EXERCISE PROMPT -
Would you transcribe the listing that follows, character for character, and omit its images?

start RECORDS SHOWN

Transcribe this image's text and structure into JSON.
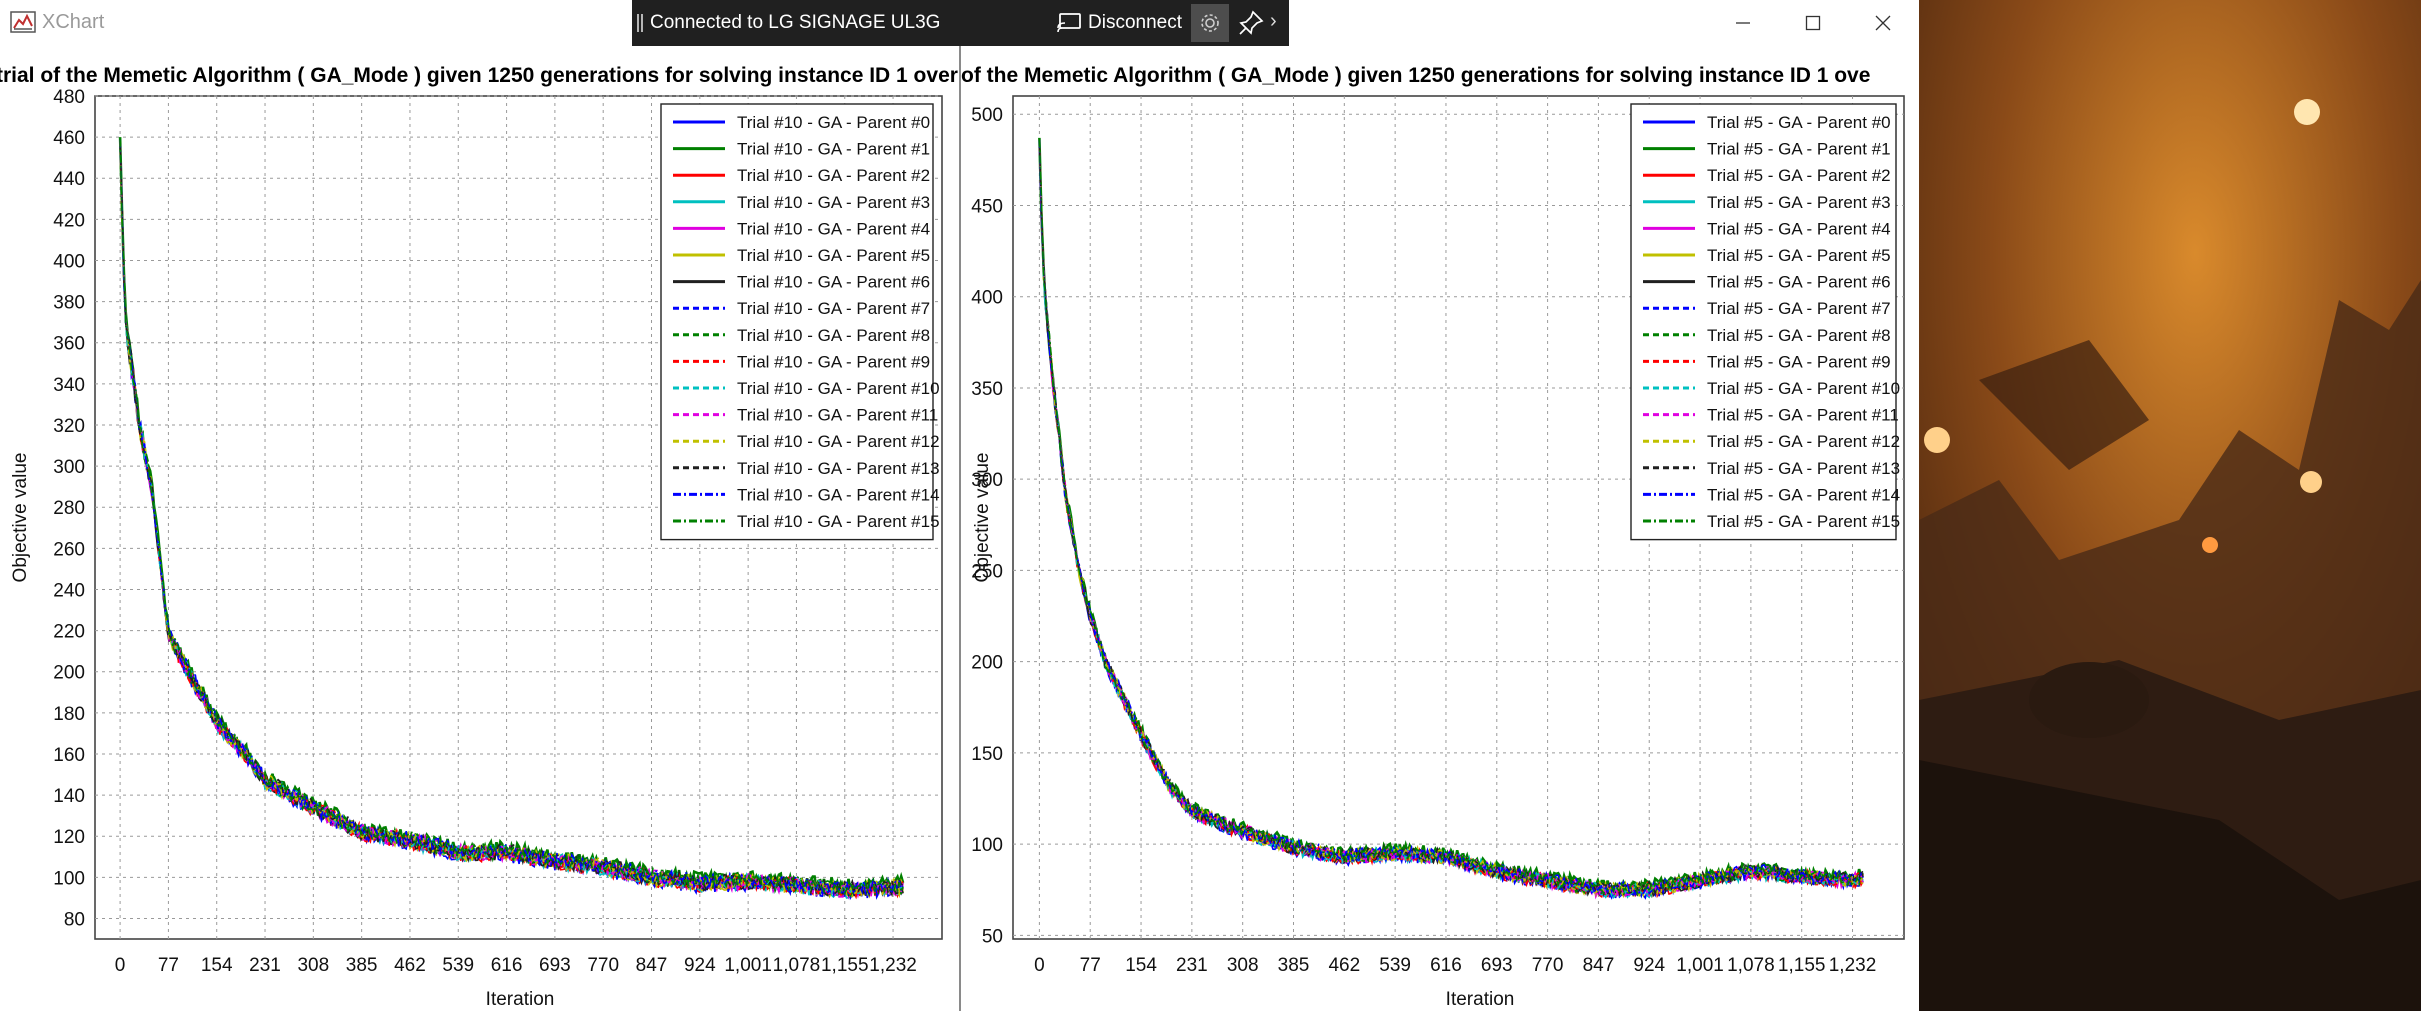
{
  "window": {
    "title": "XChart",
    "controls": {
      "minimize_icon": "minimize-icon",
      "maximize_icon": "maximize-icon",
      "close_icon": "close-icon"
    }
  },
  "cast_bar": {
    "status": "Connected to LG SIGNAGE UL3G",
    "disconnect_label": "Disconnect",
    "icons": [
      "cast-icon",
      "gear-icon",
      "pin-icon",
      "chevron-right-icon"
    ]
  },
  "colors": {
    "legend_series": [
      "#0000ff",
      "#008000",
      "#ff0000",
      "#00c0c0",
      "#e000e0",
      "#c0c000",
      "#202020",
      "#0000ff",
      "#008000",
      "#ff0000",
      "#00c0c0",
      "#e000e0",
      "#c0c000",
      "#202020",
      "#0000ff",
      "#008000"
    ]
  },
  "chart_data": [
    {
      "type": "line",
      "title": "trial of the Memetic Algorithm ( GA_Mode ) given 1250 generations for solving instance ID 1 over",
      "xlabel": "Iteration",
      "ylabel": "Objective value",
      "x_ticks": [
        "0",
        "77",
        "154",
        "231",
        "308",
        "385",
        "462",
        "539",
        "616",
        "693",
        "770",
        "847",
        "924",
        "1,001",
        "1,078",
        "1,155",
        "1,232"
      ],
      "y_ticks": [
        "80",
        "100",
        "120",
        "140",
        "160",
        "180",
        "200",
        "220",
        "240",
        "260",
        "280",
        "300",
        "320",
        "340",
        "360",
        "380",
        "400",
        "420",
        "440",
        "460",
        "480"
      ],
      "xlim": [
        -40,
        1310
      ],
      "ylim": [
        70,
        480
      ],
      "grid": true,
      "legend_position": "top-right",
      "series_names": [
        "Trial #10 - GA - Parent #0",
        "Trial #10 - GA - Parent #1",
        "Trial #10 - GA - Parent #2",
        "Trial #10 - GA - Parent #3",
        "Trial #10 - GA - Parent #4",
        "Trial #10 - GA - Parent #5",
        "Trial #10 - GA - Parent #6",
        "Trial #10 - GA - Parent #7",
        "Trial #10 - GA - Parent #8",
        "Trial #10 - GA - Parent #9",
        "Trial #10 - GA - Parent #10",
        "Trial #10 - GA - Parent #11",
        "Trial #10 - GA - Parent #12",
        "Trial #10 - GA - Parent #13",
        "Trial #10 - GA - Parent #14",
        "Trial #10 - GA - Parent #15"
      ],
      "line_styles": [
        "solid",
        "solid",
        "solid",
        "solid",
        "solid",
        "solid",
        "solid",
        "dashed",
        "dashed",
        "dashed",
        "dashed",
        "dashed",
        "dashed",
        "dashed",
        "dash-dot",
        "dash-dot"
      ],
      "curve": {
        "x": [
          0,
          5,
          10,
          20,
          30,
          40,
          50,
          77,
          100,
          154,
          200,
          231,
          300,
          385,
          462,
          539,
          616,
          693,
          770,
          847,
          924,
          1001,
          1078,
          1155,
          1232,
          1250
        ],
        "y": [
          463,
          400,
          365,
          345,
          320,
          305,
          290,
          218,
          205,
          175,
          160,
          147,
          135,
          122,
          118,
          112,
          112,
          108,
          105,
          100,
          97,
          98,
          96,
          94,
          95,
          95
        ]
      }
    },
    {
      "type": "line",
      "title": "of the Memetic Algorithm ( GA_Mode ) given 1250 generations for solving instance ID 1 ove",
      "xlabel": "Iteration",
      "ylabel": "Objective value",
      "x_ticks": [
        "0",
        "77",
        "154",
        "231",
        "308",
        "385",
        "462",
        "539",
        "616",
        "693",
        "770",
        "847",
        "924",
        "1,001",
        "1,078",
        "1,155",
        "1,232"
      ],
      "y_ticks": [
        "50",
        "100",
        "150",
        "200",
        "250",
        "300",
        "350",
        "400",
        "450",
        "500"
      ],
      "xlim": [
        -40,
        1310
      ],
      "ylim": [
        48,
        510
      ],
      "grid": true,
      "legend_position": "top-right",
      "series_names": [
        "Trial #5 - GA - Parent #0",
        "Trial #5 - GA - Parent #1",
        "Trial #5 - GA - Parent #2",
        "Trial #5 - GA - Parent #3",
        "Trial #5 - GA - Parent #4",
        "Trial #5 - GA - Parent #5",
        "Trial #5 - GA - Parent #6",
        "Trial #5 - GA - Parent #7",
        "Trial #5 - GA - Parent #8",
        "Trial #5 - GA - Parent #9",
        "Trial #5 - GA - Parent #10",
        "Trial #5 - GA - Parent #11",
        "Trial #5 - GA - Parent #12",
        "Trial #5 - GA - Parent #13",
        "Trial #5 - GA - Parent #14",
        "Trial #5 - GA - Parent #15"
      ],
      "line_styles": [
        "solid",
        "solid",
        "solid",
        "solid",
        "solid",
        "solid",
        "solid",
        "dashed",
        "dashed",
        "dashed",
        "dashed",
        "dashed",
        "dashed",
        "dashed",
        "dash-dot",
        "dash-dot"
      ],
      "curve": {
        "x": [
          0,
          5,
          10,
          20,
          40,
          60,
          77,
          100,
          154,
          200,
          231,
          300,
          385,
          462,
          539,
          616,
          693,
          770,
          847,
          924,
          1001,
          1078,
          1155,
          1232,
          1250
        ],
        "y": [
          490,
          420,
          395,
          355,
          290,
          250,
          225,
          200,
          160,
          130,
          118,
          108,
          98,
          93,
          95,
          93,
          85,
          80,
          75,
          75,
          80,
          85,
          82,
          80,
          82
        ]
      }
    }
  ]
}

end RECORDS SHOWN

RESULT -
Transcribe this image's text and structure into JSON.
{
  "window": {
    "title": "XChart",
    "controls": {
      "minimize_icon": "minimize-icon",
      "maximize_icon": "maximize-icon",
      "close_icon": "close-icon"
    }
  },
  "cast_bar": {
    "status": "Connected to LG SIGNAGE UL3G",
    "disconnect_label": "Disconnect",
    "icons": [
      "cast-icon",
      "gear-icon",
      "pin-icon",
      "chevron-right-icon"
    ]
  },
  "colors": {
    "legend_series": [
      "#0000ff",
      "#008000",
      "#ff0000",
      "#00c0c0",
      "#e000e0",
      "#c0c000",
      "#202020",
      "#0000ff",
      "#008000",
      "#ff0000",
      "#00c0c0",
      "#e000e0",
      "#c0c000",
      "#202020",
      "#0000ff",
      "#008000"
    ]
  },
  "chart_data": [
    {
      "type": "line",
      "title": "trial of the Memetic Algorithm ( GA_Mode ) given 1250 generations for solving instance ID 1 over",
      "xlabel": "Iteration",
      "ylabel": "Objective value",
      "x_ticks": [
        "0",
        "77",
        "154",
        "231",
        "308",
        "385",
        "462",
        "539",
        "616",
        "693",
        "770",
        "847",
        "924",
        "1,001",
        "1,078",
        "1,155",
        "1,232"
      ],
      "y_ticks": [
        "80",
        "100",
        "120",
        "140",
        "160",
        "180",
        "200",
        "220",
        "240",
        "260",
        "280",
        "300",
        "320",
        "340",
        "360",
        "380",
        "400",
        "420",
        "440",
        "460",
        "480"
      ],
      "xlim": [
        -40,
        1310
      ],
      "ylim": [
        70,
        480
      ],
      "grid": true,
      "legend_position": "top-right",
      "series_names": [
        "Trial #10 - GA - Parent #0",
        "Trial #10 - GA - Parent #1",
        "Trial #10 - GA - Parent #2",
        "Trial #10 - GA - Parent #3",
        "Trial #10 - GA - Parent #4",
        "Trial #10 - GA - Parent #5",
        "Trial #10 - GA - Parent #6",
        "Trial #10 - GA - Parent #7",
        "Trial #10 - GA - Parent #8",
        "Trial #10 - GA - Parent #9",
        "Trial #10 - GA - Parent #10",
        "Trial #10 - GA - Parent #11",
        "Trial #10 - GA - Parent #12",
        "Trial #10 - GA - Parent #13",
        "Trial #10 - GA - Parent #14",
        "Trial #10 - GA - Parent #15"
      ],
      "line_styles": [
        "solid",
        "solid",
        "solid",
        "solid",
        "solid",
        "solid",
        "solid",
        "dashed",
        "dashed",
        "dashed",
        "dashed",
        "dashed",
        "dashed",
        "dashed",
        "dash-dot",
        "dash-dot"
      ],
      "curve": {
        "x": [
          0,
          5,
          10,
          20,
          30,
          40,
          50,
          77,
          100,
          154,
          200,
          231,
          300,
          385,
          462,
          539,
          616,
          693,
          770,
          847,
          924,
          1001,
          1078,
          1155,
          1232,
          1250
        ],
        "y": [
          463,
          400,
          365,
          345,
          320,
          305,
          290,
          218,
          205,
          175,
          160,
          147,
          135,
          122,
          118,
          112,
          112,
          108,
          105,
          100,
          97,
          98,
          96,
          94,
          95,
          95
        ]
      }
    },
    {
      "type": "line",
      "title": "of the Memetic Algorithm ( GA_Mode ) given 1250 generations for solving instance ID 1 ove",
      "xlabel": "Iteration",
      "ylabel": "Objective value",
      "x_ticks": [
        "0",
        "77",
        "154",
        "231",
        "308",
        "385",
        "462",
        "539",
        "616",
        "693",
        "770",
        "847",
        "924",
        "1,001",
        "1,078",
        "1,155",
        "1,232"
      ],
      "y_ticks": [
        "50",
        "100",
        "150",
        "200",
        "250",
        "300",
        "350",
        "400",
        "450",
        "500"
      ],
      "xlim": [
        -40,
        1310
      ],
      "ylim": [
        48,
        510
      ],
      "grid": true,
      "legend_position": "top-right",
      "series_names": [
        "Trial #5 - GA - Parent #0",
        "Trial #5 - GA - Parent #1",
        "Trial #5 - GA - Parent #2",
        "Trial #5 - GA - Parent #3",
        "Trial #5 - GA - Parent #4",
        "Trial #5 - GA - Parent #5",
        "Trial #5 - GA - Parent #6",
        "Trial #5 - GA - Parent #7",
        "Trial #5 - GA - Parent #8",
        "Trial #5 - GA - Parent #9",
        "Trial #5 - GA - Parent #10",
        "Trial #5 - GA - Parent #11",
        "Trial #5 - GA - Parent #12",
        "Trial #5 - GA - Parent #13",
        "Trial #5 - GA - Parent #14",
        "Trial #5 - GA - Parent #15"
      ],
      "line_styles": [
        "solid",
        "solid",
        "solid",
        "solid",
        "solid",
        "solid",
        "solid",
        "dashed",
        "dashed",
        "dashed",
        "dashed",
        "dashed",
        "dashed",
        "dashed",
        "dash-dot",
        "dash-dot"
      ],
      "curve": {
        "x": [
          0,
          5,
          10,
          20,
          40,
          60,
          77,
          100,
          154,
          200,
          231,
          300,
          385,
          462,
          539,
          616,
          693,
          770,
          847,
          924,
          1001,
          1078,
          1155,
          1232,
          1250
        ],
        "y": [
          490,
          420,
          395,
          355,
          290,
          250,
          225,
          200,
          160,
          130,
          118,
          108,
          98,
          93,
          95,
          93,
          85,
          80,
          75,
          75,
          80,
          85,
          82,
          80,
          82
        ]
      }
    }
  ]
}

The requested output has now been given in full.